● **Your objective**: Reproduce every entry exactly.

● **Available data**:
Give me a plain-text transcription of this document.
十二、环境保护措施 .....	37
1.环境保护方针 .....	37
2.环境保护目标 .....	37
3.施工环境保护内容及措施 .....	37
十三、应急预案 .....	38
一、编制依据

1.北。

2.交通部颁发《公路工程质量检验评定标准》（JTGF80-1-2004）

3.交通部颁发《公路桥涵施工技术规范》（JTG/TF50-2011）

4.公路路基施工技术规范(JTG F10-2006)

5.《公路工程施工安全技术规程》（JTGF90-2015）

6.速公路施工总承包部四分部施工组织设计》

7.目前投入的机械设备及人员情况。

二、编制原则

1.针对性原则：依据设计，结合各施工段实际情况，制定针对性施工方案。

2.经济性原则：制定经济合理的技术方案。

● **Solution for this exercise**:
Give me a plain-text transcription of this document.
十二、环境保护措施 .....	37
1.环境保护方针 .....	37
2.环境保护目标 .....	37
3.施工环境保护内容及措施 .....	37
十三、应急预案 .....	38
一、编制依据

1.北。

2.交通部颁发《公路工程质量检验评定标准》（JTGF80-1-2004）

3.交通部颁发《公路桥涵施工技术规范》（JTG/TF50-2011）

4.公路路基施工技术规范(JTG F10-2006)

5.《公路工程施工安全技术规程》（JTGF90-2015）

6.速公路施工总承包部四分部施工组织设计》

7.目前投入的机械设备及人员情况。

二、编制原则

1.针对性原则：依据设计，结合各施工段实际情况，制定针对性施工方案。

2.经济性原则：制定经济合理的技术方案。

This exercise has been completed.